• _RECORD EXTRACTS_
+++
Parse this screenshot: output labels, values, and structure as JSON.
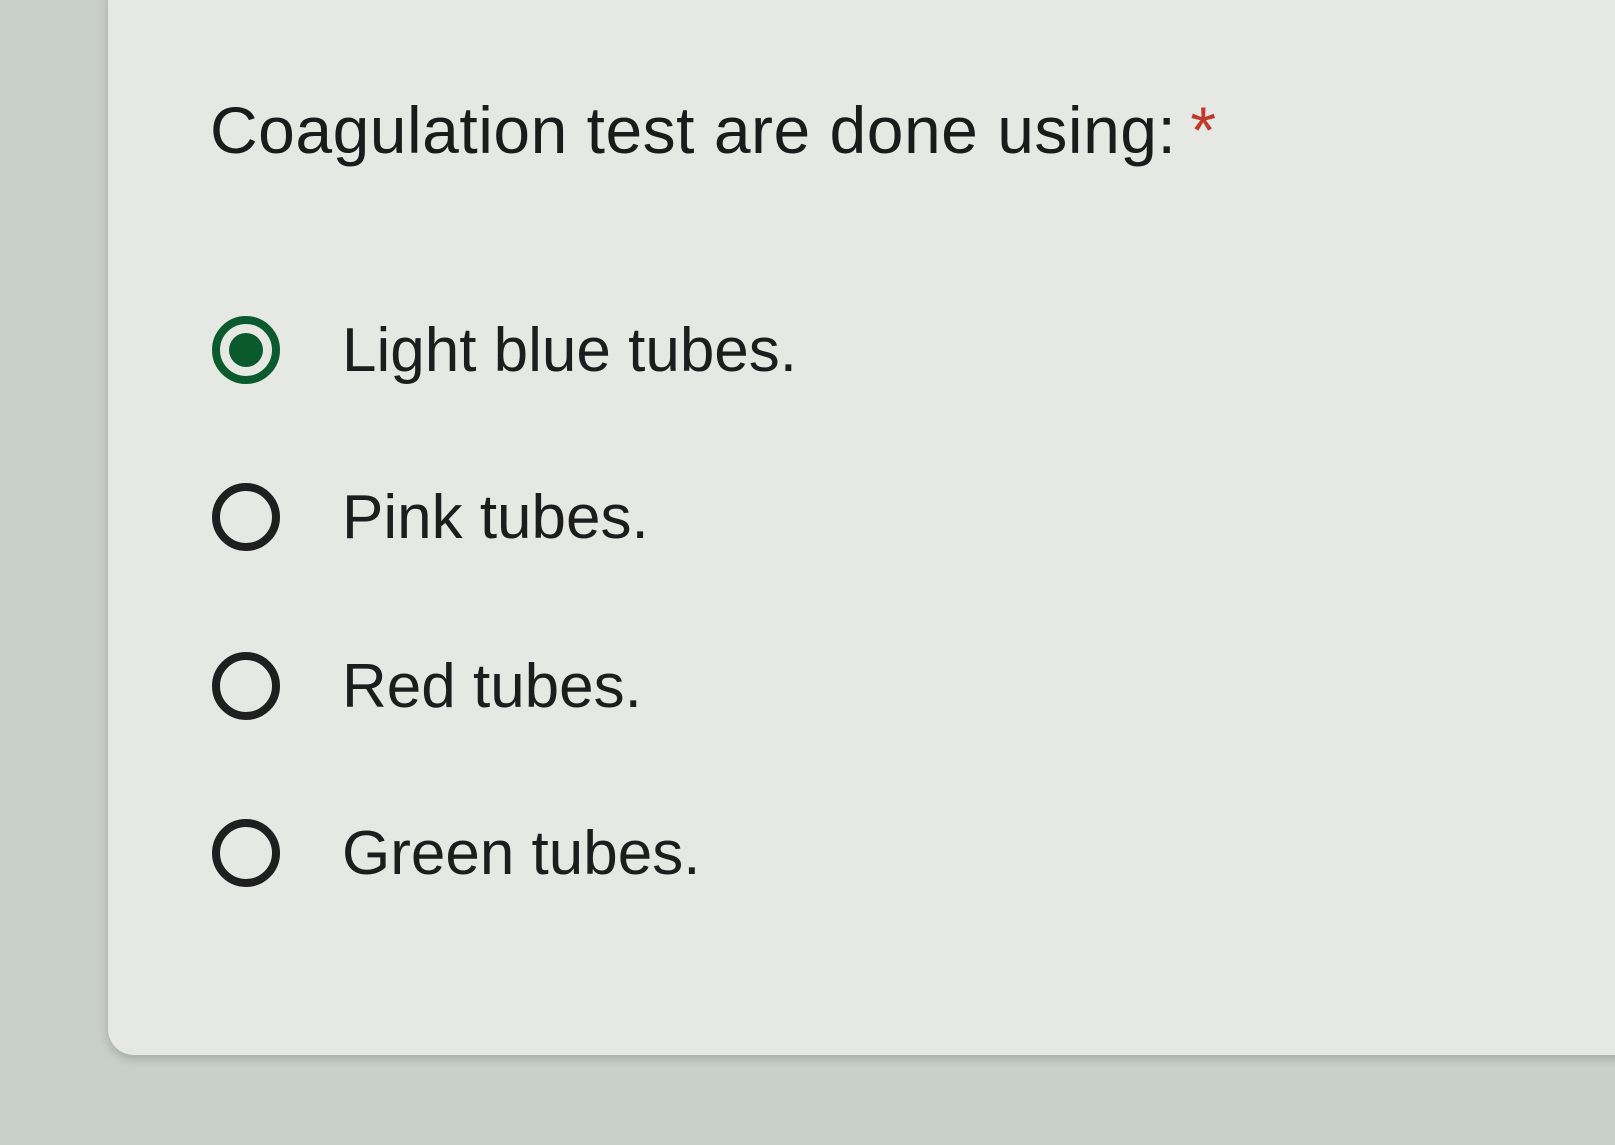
{
  "question": {
    "text": "Coagulation test are done using:",
    "required_marker": "*"
  },
  "options": [
    {
      "label": "Light blue tubes.",
      "selected": true
    },
    {
      "label": "Pink tubes.",
      "selected": false
    },
    {
      "label": "Red tubes.",
      "selected": false
    },
    {
      "label": "Green tubes.",
      "selected": false
    }
  ],
  "colors": {
    "selected_radio": "#0b5a2e",
    "required_marker": "#c0392b",
    "card_background": "#e6e8e4"
  }
}
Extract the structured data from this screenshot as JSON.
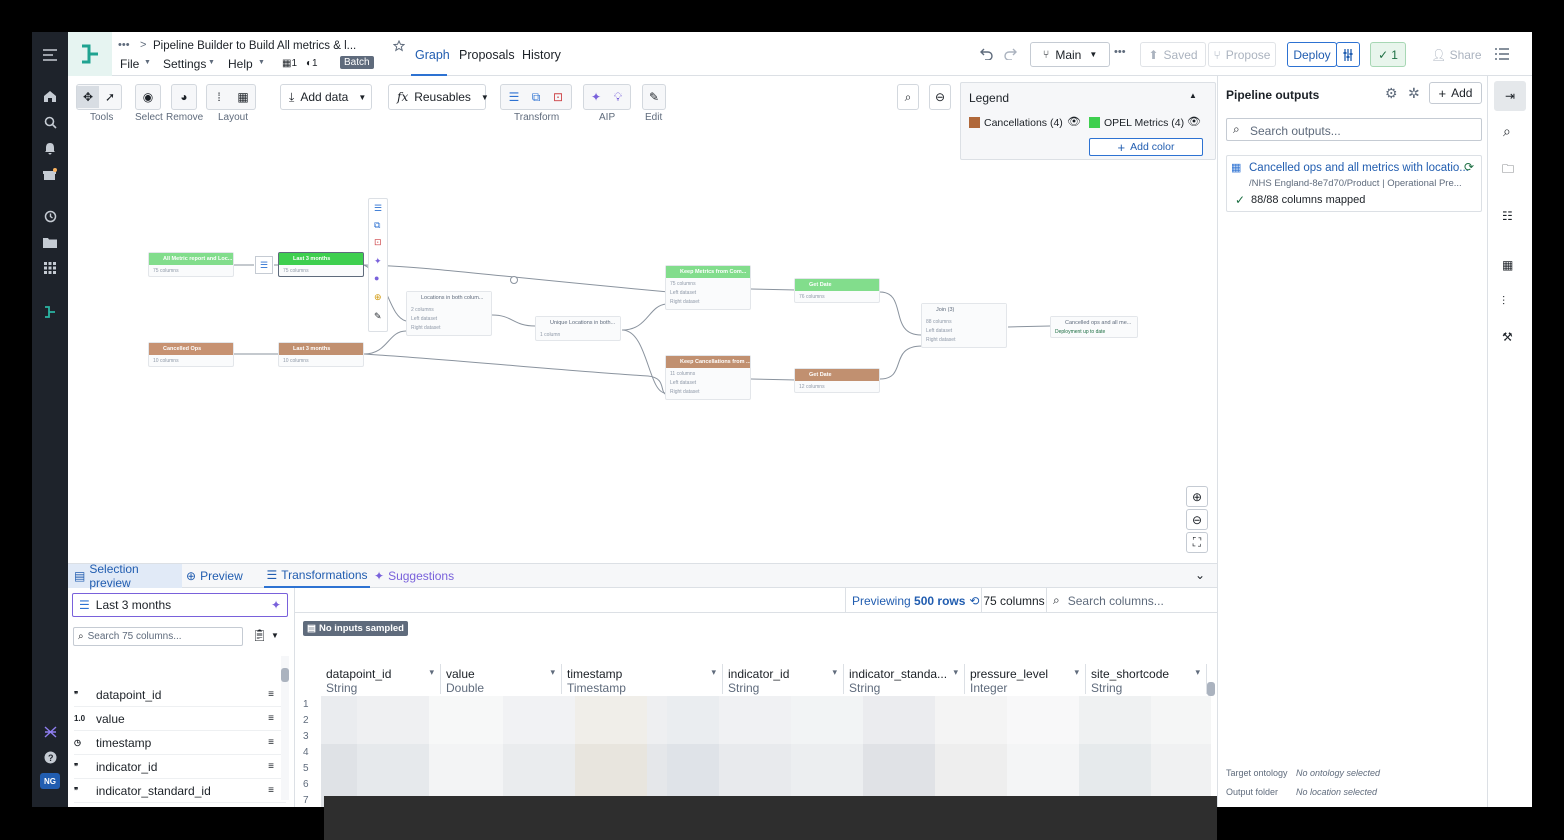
{
  "header": {
    "breadcrumb_dots": "•••",
    "breadcrumb_sep": ">",
    "title": "Pipeline Builder to Build All metrics & l...",
    "menus": [
      "File",
      "Settings",
      "Help"
    ],
    "counts": {
      "a": "1",
      "b": "1"
    },
    "batch": "Batch",
    "tabs": [
      "Graph",
      "Proposals",
      "History"
    ],
    "branch": "Main",
    "more": "•••",
    "saved": "Saved",
    "propose": "Propose",
    "deploy": "Deploy",
    "checks": "1",
    "share": "Share"
  },
  "toolbar": {
    "tools_label": "Tools",
    "select_label": "Select",
    "remove_label": "Remove",
    "layout_label": "Layout",
    "add_data": "Add data",
    "reusables": "Reusables",
    "fx": "fx",
    "transform_label": "Transform",
    "aip_label": "AIP",
    "edit_label": "Edit"
  },
  "legend": {
    "title": "Legend",
    "items": [
      {
        "label": "Cancellations",
        "count": "(4)",
        "color": "#b0683a"
      },
      {
        "label": "OPEL Metrics",
        "count": "(4)",
        "color": "#3ecf4f"
      }
    ],
    "add_color": "Add color"
  },
  "nodes": {
    "n1": {
      "title": "All Metric report and Loc...",
      "sub": "75 columns"
    },
    "n2": {
      "title": "Last 3 months",
      "sub": "75 columns"
    },
    "n3": {
      "title": "Cancelled Ops",
      "sub": "10 columns"
    },
    "n4": {
      "title": "Last 3 months",
      "sub": "10 columns"
    },
    "n5": {
      "title": "Locations in both colum...",
      "sub": "2 columns",
      "l": "Left dataset",
      "r": "Right dataset"
    },
    "n6": {
      "title": "Unique Locations in both...",
      "sub": "1 column"
    },
    "n7": {
      "title": "Keep Metrics from Com...",
      "sub": "75 columns",
      "l": "Left dataset",
      "r": "Right dataset"
    },
    "n8": {
      "title": "Keep Cancellations from ...",
      "sub": "11 columns",
      "l": "Left dataset",
      "r": "Right dataset"
    },
    "n9": {
      "title": "Get Date",
      "sub": "76 columns"
    },
    "n10": {
      "title": "Get Date",
      "sub": "12 columns"
    },
    "n11": {
      "title": "Join (3)",
      "sub": "88 columns",
      "l": "Left dataset",
      "r": "Right dataset"
    },
    "n12": {
      "title": "Cancelled ops and all me...",
      "sub": "Deployment up to date"
    }
  },
  "outputs": {
    "title": "Pipeline outputs",
    "add": "Add",
    "search_placeholder": "Search outputs...",
    "item_title": "Cancelled ops and all metrics with locatio...",
    "item_path": "/NHS England-8e7d70/Product | Operational Pre...",
    "item_mapped": "88/88 columns mapped",
    "target_ontology_label": "Target ontology",
    "target_ontology_value": "No ontology selected",
    "output_folder_label": "Output folder",
    "output_folder_value": "No location selected"
  },
  "bottom": {
    "tabs": [
      "Selection preview",
      "Preview",
      "Transformations",
      "Suggestions"
    ],
    "selected_node": "Last 3 months",
    "search_placeholder": "Search 75 columns...",
    "columns": [
      {
        "icon": "99",
        "name": "datapoint_id"
      },
      {
        "icon": "1.0",
        "name": "value"
      },
      {
        "icon": "clock",
        "name": "timestamp"
      },
      {
        "icon": "99",
        "name": "indicator_id"
      },
      {
        "icon": "99",
        "name": "indicator_standard_id"
      },
      {
        "icon": "123",
        "name": "pressure_level"
      }
    ],
    "previewing": "Previewing",
    "rows": "500 rows",
    "col_count": "75 columns",
    "search_columns": "Search columns...",
    "no_inputs": "No inputs sampled",
    "table_headers": [
      {
        "name": "datapoint_id",
        "type": "String"
      },
      {
        "name": "value",
        "type": "Double"
      },
      {
        "name": "timestamp",
        "type": "Timestamp"
      },
      {
        "name": "indicator_id",
        "type": "String"
      },
      {
        "name": "indicator_standa...",
        "type": "String"
      },
      {
        "name": "pressure_level",
        "type": "Integer"
      },
      {
        "name": "site_shortcode",
        "type": "String"
      }
    ],
    "row_numbers": [
      "1",
      "2",
      "3",
      "4",
      "5",
      "6",
      "7"
    ]
  },
  "rail_badge": "NG"
}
+++
• _PROBLEM DETAILS_
Among the entries, how many lines include the word "screenshot"? Answer with a single number and nothing further.

• _SOLUTION TO THE EXERCISE_
2